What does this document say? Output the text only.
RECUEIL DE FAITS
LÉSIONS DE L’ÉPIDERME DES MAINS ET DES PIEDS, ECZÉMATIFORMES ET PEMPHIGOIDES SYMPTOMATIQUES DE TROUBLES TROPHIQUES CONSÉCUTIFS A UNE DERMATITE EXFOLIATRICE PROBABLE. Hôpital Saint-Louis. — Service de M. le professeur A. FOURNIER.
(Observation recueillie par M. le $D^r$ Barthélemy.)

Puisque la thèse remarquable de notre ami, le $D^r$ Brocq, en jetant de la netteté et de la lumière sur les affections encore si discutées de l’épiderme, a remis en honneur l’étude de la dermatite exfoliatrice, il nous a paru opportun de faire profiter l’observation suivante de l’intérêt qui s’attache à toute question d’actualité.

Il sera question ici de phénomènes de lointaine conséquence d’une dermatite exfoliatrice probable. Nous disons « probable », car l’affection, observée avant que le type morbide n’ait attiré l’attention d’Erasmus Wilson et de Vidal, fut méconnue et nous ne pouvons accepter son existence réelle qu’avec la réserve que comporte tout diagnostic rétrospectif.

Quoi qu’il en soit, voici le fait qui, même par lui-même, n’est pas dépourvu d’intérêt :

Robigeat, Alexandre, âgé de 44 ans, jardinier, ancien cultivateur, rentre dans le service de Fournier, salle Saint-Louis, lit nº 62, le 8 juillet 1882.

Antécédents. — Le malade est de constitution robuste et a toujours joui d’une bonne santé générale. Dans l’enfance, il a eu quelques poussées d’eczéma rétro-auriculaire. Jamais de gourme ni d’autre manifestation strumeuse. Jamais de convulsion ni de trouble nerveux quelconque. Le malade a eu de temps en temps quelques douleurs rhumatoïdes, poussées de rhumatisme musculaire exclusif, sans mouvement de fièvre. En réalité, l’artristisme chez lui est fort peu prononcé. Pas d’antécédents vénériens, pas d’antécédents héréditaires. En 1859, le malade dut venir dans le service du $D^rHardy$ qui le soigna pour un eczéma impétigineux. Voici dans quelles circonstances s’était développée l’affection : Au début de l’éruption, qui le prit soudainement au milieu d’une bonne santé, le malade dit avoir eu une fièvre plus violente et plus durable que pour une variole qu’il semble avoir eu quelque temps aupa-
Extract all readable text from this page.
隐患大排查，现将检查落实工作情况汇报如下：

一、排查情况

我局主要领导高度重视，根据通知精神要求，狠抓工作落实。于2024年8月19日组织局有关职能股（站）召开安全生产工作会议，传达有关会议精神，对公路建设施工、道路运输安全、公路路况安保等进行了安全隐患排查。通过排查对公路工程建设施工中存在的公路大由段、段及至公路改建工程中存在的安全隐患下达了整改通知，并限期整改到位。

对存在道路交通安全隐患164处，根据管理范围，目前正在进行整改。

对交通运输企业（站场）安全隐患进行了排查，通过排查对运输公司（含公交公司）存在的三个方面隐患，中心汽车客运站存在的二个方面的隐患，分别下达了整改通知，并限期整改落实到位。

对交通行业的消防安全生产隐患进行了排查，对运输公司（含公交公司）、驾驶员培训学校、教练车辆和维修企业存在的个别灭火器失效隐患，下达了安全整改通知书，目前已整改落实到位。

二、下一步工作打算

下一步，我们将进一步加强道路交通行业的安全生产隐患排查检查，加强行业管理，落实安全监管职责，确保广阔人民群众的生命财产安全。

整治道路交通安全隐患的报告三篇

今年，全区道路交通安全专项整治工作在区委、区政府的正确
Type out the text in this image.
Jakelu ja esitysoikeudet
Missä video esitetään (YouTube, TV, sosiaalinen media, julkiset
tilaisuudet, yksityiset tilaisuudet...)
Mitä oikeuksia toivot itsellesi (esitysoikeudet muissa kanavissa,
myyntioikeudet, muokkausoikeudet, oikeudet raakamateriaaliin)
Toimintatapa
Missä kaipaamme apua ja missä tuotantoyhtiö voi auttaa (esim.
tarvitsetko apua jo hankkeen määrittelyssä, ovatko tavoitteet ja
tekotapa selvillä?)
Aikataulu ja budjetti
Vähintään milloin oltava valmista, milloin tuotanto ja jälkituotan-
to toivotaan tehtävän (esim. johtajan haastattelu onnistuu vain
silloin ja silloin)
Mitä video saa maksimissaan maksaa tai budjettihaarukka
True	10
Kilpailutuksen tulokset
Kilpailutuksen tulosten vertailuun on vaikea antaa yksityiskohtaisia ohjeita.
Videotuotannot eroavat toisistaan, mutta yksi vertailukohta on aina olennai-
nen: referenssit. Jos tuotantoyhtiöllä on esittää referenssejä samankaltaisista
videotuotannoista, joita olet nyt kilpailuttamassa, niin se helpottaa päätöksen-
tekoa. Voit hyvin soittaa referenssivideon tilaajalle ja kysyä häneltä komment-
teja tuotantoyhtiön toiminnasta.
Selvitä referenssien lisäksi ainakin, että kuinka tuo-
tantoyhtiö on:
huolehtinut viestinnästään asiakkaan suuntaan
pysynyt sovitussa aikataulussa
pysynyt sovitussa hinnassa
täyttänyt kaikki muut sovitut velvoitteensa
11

------------------------------

■ Exercise task: Collect the lines that hold "Kilpailutuksen".

■ Exercise solution:
Kilpailutuksen tulokset
Kilpailutuksen tulosten vertailuun on vaikea antaa yksityiskohtaisia ohjeita.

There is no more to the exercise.